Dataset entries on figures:
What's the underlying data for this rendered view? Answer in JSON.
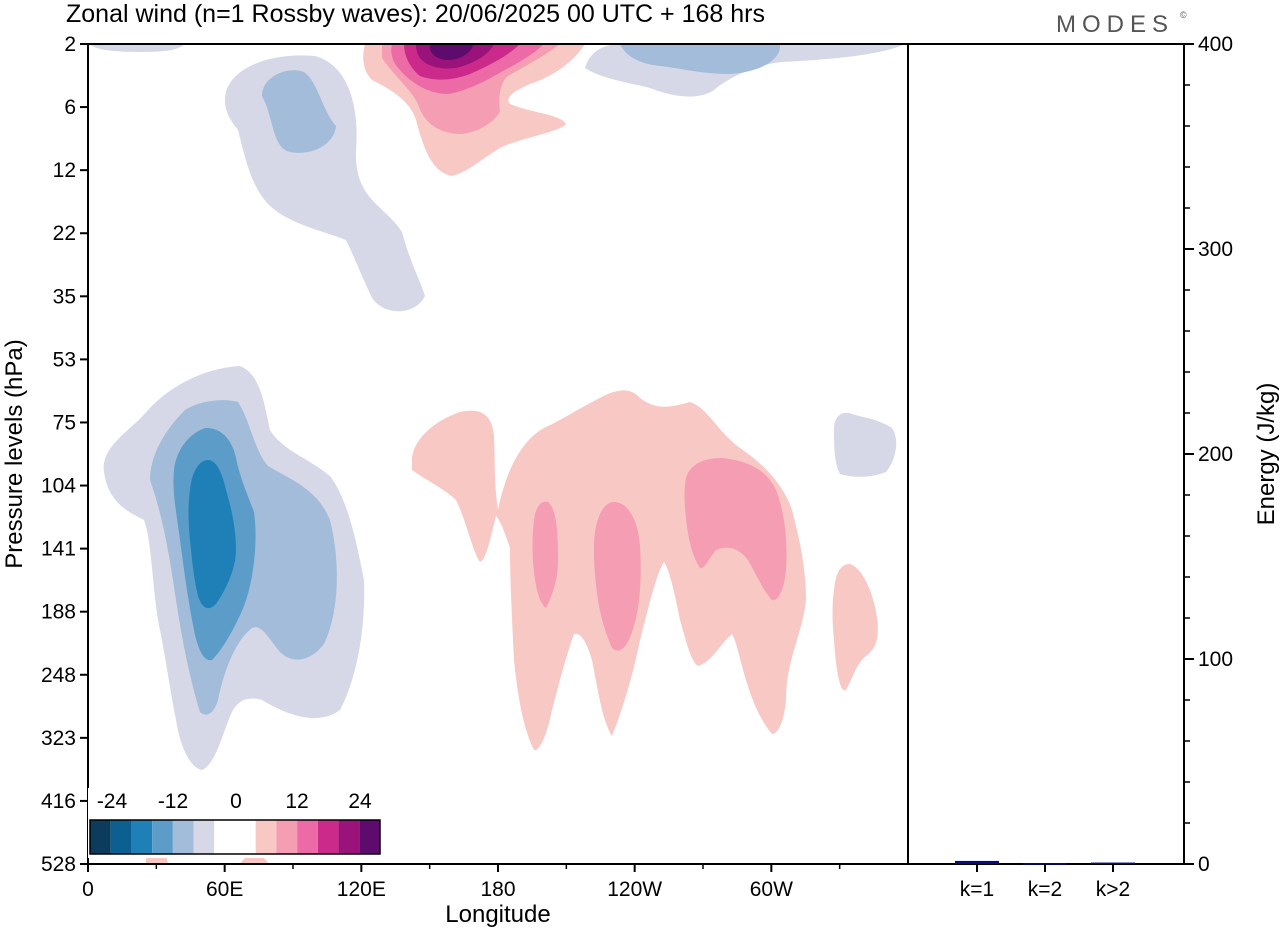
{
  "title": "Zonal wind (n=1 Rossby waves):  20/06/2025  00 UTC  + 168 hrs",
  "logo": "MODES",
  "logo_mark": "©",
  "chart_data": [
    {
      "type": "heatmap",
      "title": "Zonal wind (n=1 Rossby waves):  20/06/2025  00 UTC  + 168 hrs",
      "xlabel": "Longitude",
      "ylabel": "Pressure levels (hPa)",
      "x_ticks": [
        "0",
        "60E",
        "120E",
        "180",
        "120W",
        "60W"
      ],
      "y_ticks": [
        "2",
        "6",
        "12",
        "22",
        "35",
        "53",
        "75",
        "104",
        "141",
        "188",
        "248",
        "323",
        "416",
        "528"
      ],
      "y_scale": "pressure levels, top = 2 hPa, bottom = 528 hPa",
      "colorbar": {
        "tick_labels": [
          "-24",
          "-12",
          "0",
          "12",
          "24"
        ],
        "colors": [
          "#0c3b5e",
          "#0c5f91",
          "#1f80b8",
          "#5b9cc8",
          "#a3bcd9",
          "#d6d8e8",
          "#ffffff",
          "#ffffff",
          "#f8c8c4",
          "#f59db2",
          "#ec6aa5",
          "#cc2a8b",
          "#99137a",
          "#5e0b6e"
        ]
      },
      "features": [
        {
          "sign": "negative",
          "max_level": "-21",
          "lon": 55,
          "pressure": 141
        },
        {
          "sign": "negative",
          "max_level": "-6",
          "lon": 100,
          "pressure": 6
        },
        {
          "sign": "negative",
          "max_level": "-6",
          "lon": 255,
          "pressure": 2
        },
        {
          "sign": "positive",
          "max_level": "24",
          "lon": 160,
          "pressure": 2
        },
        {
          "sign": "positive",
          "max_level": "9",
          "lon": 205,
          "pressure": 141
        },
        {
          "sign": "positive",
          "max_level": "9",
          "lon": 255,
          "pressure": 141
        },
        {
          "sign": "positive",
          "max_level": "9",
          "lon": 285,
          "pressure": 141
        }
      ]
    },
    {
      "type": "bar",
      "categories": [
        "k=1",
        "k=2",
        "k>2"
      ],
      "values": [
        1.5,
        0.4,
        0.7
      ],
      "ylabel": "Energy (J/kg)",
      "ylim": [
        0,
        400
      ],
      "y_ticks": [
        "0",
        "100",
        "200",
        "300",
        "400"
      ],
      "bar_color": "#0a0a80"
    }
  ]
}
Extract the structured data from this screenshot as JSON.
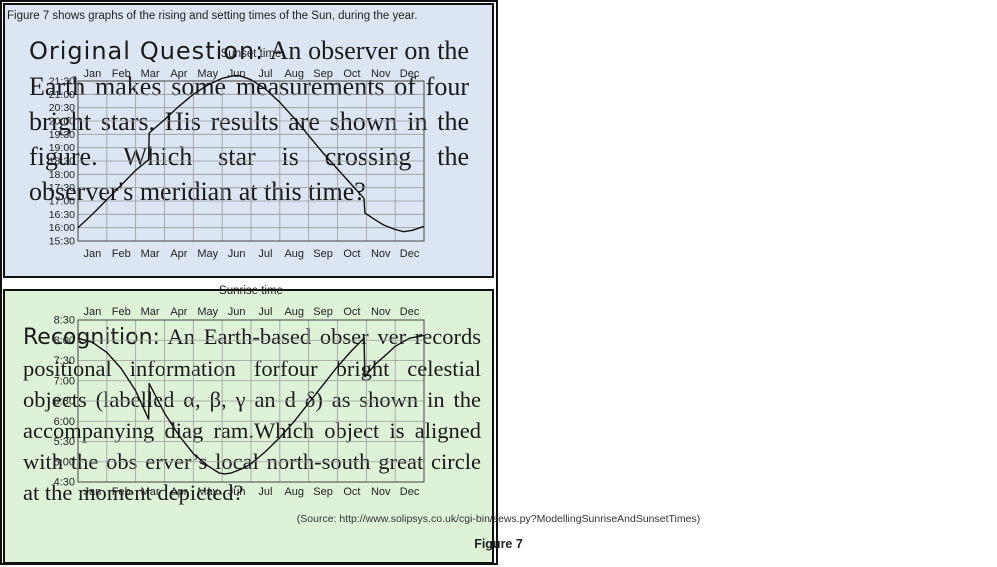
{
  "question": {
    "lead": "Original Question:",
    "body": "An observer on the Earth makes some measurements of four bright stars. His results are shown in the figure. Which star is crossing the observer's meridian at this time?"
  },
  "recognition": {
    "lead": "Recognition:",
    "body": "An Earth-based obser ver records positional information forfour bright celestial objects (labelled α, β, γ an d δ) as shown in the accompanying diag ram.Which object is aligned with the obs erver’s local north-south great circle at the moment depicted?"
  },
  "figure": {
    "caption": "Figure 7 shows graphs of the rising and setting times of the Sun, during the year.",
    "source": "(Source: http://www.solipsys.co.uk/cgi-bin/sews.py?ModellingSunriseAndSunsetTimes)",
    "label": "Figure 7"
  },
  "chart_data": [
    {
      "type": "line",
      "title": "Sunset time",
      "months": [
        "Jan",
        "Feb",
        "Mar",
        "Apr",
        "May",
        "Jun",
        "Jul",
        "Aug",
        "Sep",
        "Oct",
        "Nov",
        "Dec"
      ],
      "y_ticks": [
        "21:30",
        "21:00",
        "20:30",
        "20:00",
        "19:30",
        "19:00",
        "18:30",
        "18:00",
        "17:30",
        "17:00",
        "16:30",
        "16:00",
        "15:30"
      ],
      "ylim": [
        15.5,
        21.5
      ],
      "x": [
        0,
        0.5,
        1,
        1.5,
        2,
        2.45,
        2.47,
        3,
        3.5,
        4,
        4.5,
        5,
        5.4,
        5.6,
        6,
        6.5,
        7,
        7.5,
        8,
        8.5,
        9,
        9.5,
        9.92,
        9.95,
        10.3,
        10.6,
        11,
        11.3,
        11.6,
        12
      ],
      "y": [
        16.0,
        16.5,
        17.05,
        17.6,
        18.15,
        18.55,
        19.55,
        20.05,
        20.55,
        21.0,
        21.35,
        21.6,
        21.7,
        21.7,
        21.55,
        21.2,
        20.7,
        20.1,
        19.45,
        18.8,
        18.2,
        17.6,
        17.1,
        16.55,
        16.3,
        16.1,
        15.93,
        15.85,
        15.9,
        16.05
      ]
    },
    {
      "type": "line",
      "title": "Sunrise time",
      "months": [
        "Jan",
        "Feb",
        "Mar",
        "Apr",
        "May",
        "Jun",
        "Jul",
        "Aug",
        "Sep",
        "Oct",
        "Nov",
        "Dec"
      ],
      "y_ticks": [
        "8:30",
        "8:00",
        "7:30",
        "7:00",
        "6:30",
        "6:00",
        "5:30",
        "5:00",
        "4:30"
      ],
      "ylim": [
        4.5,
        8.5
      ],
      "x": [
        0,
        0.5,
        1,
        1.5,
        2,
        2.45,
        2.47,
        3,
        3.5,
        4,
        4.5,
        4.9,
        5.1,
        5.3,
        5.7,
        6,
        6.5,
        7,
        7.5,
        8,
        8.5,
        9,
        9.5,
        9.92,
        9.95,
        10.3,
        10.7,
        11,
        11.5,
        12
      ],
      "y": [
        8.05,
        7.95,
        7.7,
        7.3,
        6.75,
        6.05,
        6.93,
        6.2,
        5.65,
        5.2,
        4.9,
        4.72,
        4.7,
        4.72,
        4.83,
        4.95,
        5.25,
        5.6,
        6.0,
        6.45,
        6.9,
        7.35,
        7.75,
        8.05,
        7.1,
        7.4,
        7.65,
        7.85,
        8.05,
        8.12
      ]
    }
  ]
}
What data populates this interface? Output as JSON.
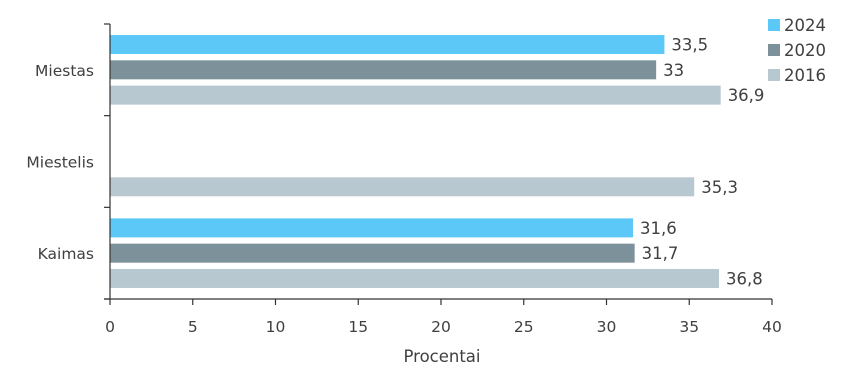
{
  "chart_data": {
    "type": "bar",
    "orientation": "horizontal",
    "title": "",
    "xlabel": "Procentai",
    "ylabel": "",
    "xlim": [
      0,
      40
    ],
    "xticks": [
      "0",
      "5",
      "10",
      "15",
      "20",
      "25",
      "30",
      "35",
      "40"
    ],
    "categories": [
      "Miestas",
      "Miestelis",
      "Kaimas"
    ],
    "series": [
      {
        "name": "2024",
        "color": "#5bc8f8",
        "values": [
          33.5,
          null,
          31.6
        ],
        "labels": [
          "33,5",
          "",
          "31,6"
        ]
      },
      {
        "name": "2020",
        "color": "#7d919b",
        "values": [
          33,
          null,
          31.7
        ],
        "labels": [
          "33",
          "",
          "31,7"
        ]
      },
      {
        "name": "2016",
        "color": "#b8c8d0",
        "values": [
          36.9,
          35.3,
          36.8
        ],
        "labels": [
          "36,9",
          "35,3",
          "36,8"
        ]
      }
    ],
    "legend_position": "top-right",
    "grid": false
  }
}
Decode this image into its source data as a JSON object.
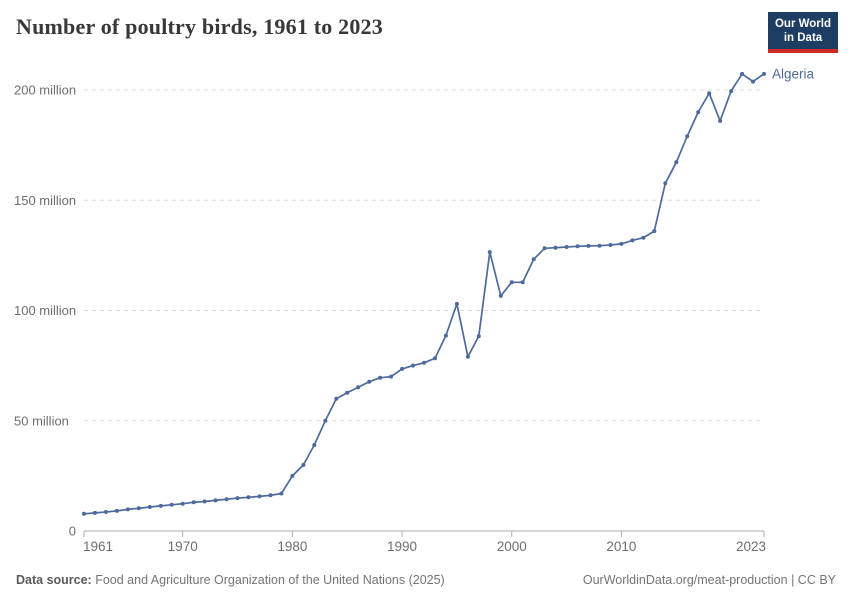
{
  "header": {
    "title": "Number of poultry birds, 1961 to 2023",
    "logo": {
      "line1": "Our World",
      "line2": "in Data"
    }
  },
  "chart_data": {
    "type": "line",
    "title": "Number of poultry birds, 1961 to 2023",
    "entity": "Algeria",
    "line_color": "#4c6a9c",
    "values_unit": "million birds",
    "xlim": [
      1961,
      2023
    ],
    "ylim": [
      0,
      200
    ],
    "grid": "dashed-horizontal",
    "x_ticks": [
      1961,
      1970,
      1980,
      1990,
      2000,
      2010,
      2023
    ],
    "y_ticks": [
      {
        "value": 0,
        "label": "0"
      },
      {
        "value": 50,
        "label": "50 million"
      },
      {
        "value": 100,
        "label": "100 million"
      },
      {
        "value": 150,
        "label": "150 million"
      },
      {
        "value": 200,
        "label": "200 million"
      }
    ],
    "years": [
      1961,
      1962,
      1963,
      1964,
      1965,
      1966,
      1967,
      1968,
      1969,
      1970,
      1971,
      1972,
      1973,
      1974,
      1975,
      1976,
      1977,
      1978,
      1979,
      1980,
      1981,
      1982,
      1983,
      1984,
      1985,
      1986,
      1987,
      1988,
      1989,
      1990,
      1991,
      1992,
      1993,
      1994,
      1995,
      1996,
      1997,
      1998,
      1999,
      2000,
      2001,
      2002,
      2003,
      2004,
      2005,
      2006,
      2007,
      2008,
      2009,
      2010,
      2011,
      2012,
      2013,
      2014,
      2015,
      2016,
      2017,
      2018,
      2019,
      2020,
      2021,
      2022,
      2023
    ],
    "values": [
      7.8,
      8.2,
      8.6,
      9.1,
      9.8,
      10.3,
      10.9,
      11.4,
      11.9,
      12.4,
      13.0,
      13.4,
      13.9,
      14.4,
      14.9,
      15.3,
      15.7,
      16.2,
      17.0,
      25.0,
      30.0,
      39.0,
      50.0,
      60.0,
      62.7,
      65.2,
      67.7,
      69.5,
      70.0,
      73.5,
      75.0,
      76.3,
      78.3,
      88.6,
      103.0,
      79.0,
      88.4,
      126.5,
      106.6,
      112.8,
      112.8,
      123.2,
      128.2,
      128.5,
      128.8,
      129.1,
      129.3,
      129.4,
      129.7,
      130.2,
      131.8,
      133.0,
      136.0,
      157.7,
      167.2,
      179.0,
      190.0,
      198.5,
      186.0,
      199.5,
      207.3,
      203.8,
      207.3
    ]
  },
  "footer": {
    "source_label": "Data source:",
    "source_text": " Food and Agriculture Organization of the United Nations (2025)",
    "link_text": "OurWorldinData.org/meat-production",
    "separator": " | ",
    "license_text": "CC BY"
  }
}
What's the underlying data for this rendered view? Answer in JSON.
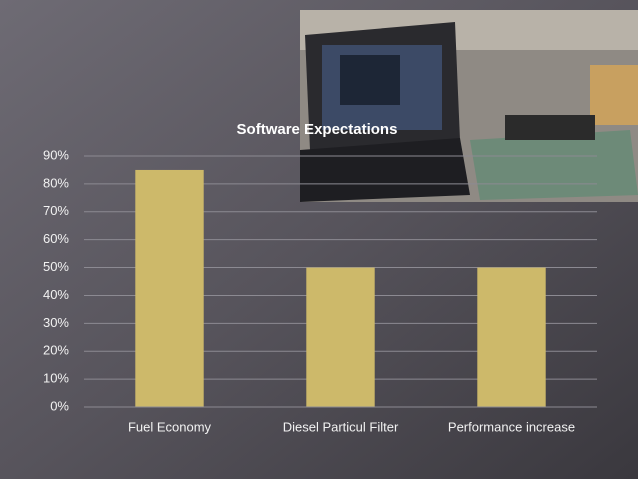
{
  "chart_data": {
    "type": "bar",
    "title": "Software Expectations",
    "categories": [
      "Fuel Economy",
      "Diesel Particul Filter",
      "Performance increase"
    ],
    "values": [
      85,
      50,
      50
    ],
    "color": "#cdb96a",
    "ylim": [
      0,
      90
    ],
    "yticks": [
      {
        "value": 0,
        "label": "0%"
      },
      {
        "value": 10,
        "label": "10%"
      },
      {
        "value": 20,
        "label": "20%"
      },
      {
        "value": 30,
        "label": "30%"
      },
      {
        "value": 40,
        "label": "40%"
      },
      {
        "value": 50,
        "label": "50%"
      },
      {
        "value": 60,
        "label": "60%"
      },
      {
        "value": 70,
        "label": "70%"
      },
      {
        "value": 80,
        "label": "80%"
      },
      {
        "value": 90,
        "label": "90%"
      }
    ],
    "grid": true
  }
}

#### Exercise prompt
Wherever "title" shows up in a line, copy that line.

#### Output for this exercise
  "title": "Zonal wind (n=1 Rossby waves):  20/06/2025  00 UTC  + 168 hrs",
      "title": "Zonal wind (n=1 Rossby waves):  20/06/2025  00 UTC  + 168 hrs",
      "title": "Sunset time",
      "title": "Sunrise time",
    "title": "",
    "title": "Number of poultry birds, 1961 to 2023",
    "title": "Number of poultry birds, 1961 to 2023",
    "title": "Software Expectations",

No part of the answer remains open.